Extracted records
******************************

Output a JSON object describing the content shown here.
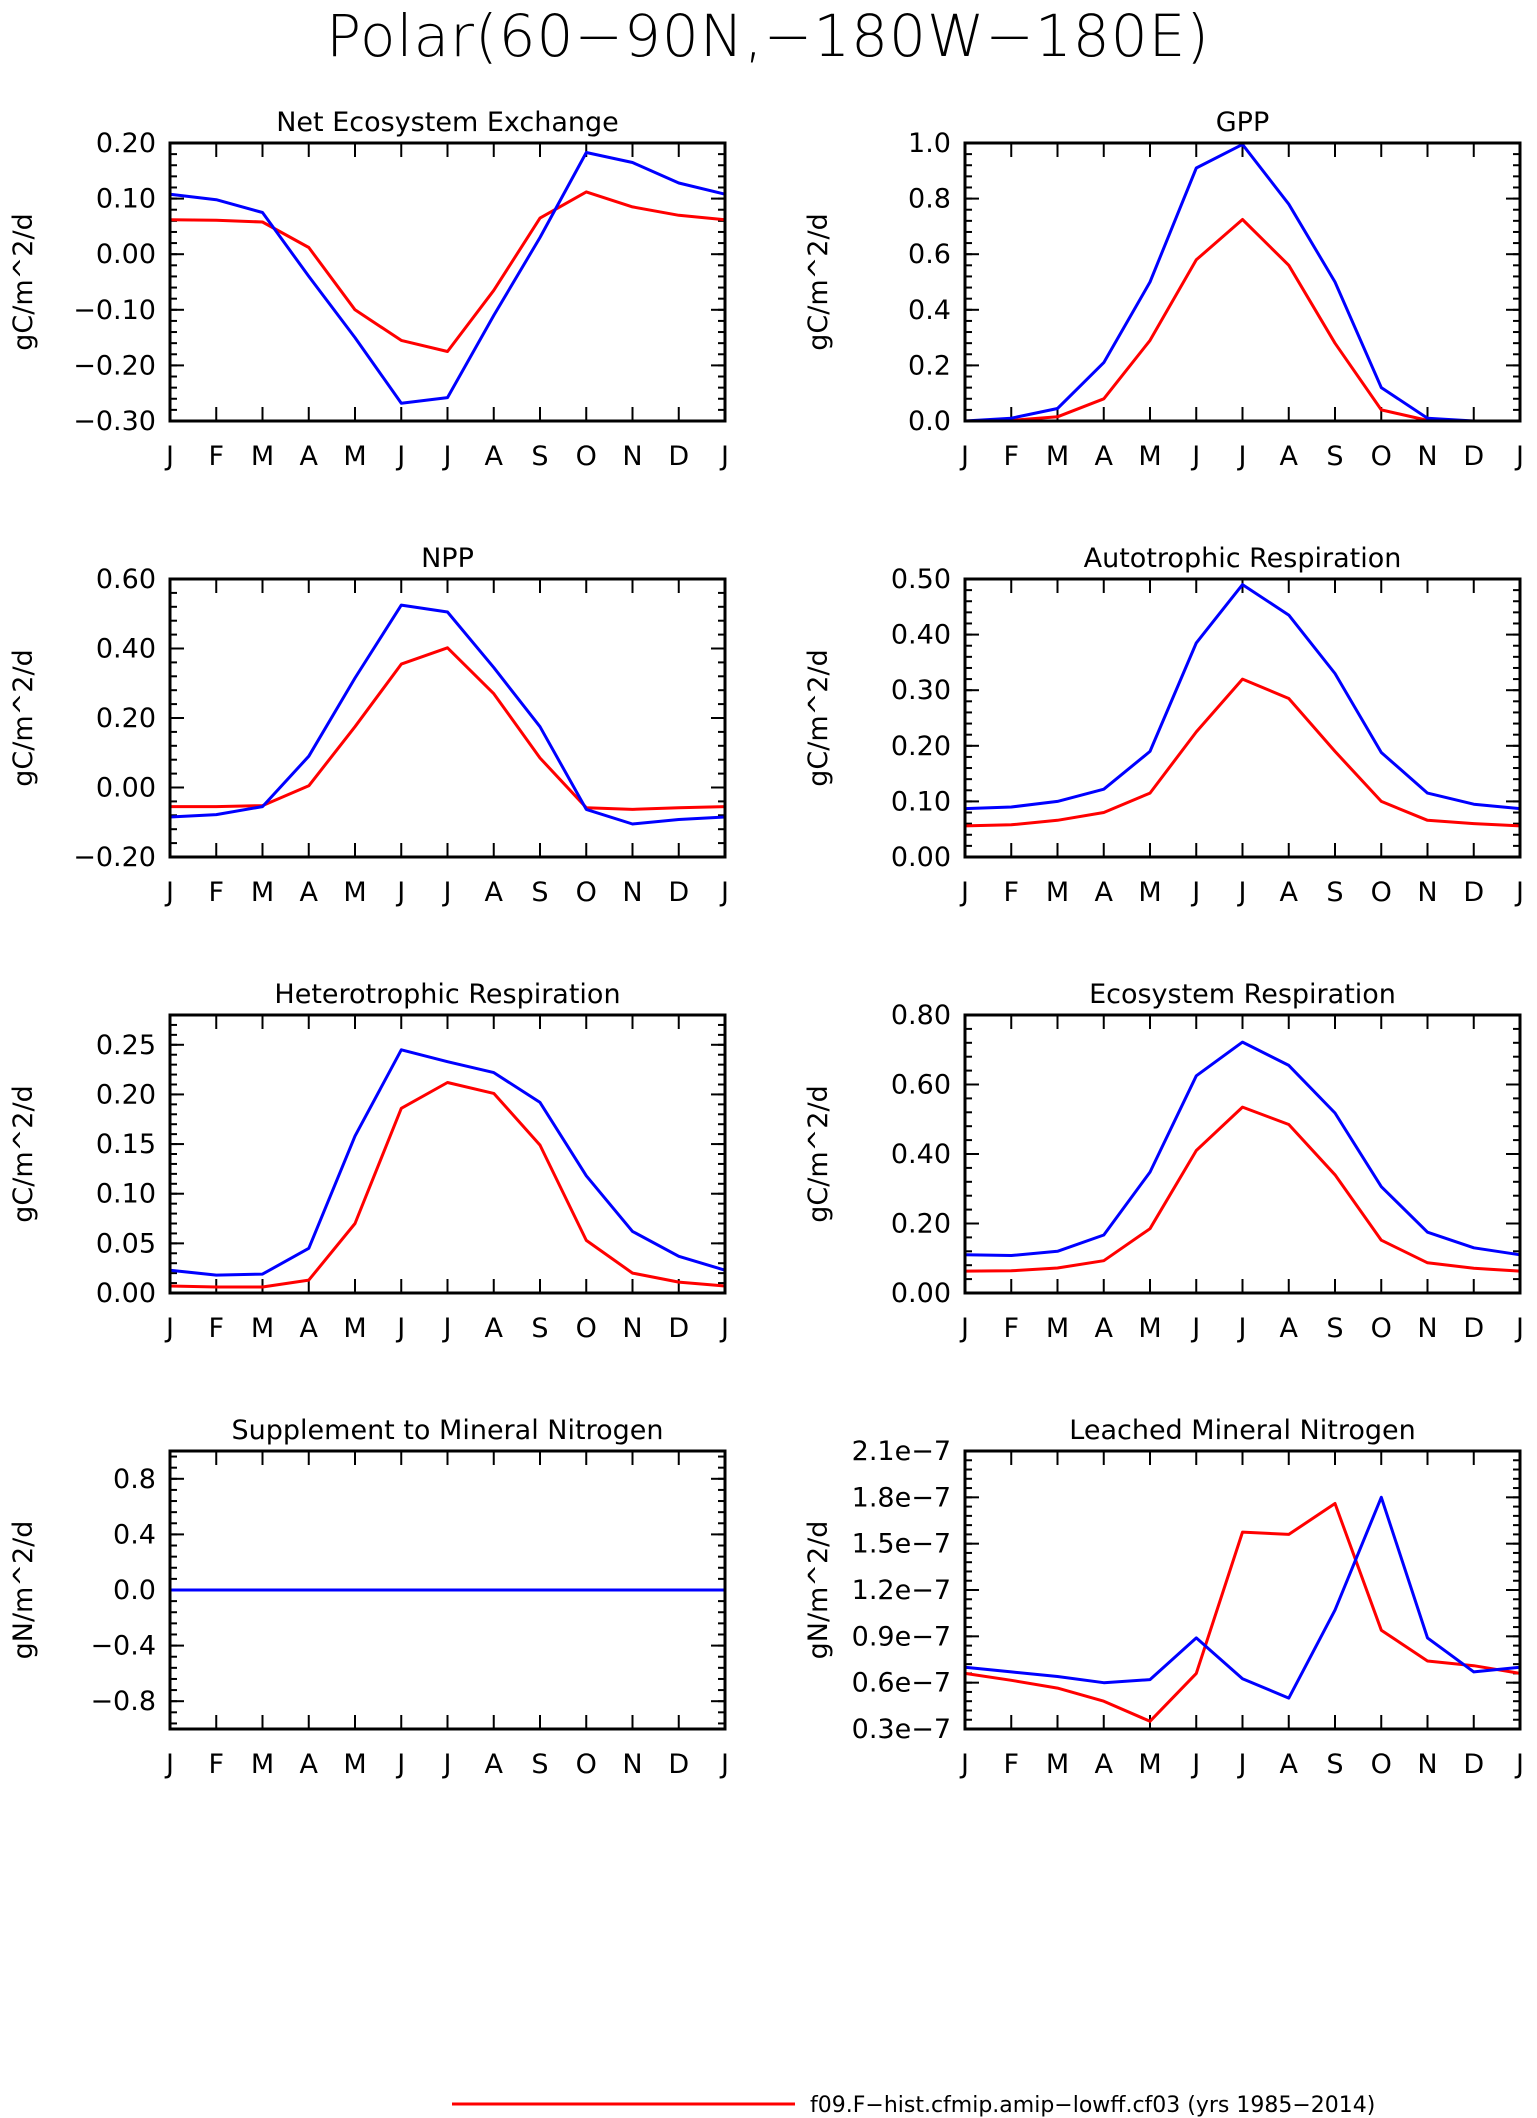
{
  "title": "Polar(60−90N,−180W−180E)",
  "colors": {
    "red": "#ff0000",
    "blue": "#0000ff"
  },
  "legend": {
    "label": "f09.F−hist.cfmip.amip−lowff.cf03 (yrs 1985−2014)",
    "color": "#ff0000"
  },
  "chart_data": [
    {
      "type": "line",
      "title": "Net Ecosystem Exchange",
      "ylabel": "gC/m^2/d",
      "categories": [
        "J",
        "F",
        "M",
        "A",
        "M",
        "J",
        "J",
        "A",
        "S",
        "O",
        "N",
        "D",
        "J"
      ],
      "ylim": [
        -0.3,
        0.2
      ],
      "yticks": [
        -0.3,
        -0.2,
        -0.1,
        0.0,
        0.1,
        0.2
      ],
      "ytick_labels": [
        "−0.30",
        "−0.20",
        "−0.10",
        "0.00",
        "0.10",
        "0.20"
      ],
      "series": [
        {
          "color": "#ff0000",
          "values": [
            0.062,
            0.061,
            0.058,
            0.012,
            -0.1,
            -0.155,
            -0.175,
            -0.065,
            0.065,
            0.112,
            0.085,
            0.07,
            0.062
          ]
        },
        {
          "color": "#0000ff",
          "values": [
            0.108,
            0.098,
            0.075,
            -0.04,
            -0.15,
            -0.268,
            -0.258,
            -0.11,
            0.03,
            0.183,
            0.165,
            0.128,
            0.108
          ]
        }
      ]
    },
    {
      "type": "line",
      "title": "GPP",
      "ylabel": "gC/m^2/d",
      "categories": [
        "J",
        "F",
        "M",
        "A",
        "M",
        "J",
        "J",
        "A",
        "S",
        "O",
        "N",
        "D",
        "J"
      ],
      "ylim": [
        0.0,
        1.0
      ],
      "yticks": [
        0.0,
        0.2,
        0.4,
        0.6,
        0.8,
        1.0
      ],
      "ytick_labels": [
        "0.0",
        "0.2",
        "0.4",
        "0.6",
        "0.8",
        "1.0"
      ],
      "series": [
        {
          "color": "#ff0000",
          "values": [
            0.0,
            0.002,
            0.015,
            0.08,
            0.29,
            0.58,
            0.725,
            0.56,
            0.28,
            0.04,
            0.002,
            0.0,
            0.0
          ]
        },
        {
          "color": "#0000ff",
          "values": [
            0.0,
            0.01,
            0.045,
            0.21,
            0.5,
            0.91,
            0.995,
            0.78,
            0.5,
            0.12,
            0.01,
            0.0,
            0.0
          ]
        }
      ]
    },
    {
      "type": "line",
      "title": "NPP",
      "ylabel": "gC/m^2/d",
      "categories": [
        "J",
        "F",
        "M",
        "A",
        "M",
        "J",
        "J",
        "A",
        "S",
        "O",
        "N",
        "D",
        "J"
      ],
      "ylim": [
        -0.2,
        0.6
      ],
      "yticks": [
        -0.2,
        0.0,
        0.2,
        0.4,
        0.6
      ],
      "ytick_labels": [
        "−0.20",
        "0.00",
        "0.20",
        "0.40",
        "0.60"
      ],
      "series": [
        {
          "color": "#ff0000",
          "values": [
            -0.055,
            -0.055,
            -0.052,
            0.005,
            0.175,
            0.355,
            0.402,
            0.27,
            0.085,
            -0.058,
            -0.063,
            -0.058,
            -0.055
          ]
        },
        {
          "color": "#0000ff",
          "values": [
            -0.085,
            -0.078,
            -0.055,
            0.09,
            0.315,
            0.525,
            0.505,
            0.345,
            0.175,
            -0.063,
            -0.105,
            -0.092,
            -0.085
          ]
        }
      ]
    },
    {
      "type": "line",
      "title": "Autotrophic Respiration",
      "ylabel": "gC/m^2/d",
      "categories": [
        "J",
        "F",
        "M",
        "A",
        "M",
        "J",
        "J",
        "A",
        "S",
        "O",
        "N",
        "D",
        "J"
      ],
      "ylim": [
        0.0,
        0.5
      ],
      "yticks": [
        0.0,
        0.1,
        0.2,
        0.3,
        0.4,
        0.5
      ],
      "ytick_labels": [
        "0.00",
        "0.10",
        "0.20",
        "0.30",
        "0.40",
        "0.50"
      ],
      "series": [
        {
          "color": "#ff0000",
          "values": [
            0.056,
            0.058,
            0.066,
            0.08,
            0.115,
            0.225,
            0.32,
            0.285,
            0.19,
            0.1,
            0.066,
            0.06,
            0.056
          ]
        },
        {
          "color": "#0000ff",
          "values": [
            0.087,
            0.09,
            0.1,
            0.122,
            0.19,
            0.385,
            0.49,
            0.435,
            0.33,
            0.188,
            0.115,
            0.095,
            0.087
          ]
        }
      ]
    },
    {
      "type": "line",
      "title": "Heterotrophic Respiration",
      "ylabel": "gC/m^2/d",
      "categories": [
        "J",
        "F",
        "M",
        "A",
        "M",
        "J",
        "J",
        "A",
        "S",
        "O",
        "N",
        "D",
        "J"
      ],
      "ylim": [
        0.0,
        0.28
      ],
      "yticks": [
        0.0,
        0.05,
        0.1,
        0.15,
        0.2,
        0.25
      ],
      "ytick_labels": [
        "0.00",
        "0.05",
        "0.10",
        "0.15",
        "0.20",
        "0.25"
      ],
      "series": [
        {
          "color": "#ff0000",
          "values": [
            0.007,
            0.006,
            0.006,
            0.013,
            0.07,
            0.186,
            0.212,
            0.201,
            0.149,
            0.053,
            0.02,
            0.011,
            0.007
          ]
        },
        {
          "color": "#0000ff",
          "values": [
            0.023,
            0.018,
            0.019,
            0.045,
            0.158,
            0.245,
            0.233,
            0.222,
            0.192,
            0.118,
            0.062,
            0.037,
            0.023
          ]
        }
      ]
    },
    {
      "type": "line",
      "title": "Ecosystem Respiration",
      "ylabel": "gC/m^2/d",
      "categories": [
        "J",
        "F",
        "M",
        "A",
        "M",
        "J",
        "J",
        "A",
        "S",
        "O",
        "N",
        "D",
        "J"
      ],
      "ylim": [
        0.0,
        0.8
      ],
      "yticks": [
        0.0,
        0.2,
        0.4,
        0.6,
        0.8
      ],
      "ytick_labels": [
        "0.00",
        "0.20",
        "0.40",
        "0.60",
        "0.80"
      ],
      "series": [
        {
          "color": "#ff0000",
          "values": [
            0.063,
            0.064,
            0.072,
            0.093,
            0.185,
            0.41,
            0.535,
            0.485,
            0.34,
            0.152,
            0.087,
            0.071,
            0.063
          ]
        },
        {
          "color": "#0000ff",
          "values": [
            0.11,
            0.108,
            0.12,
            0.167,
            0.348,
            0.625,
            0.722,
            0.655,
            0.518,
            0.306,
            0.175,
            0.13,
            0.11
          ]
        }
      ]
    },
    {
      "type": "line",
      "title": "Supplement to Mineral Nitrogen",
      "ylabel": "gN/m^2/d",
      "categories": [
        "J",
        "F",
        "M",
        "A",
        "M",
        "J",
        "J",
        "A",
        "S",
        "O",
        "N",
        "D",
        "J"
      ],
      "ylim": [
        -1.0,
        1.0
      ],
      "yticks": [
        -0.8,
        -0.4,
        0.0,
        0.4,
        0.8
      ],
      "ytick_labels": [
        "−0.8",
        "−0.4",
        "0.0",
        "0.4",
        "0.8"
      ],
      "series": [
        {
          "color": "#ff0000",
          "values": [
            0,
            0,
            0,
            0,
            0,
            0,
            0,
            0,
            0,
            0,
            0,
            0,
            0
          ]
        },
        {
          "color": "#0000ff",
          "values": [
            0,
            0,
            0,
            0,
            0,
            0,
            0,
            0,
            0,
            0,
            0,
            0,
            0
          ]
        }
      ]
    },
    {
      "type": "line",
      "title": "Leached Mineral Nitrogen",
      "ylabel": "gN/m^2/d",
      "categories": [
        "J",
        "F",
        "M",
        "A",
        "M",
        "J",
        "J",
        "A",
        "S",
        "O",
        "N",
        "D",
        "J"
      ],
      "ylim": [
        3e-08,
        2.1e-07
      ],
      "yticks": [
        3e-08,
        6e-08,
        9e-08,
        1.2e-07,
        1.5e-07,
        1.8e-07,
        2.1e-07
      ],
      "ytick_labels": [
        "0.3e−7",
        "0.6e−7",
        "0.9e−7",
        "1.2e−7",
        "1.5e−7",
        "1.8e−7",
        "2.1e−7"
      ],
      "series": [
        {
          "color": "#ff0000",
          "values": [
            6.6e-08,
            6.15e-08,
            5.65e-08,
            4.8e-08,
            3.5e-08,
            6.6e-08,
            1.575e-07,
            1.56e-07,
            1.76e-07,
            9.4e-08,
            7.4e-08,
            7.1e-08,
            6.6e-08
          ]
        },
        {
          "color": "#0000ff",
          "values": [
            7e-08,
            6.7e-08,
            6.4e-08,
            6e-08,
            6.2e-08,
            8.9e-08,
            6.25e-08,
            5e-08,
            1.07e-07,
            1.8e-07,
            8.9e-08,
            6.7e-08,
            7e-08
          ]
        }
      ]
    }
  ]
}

******************************

**EXERCISE BRIEF**
Extract lines where the string "Nitrogen" occurs.

**RIGHT ANSWER**
      "title": "Supplement to Mineral Nitrogen",
      "title": "Leached Mineral Nitrogen",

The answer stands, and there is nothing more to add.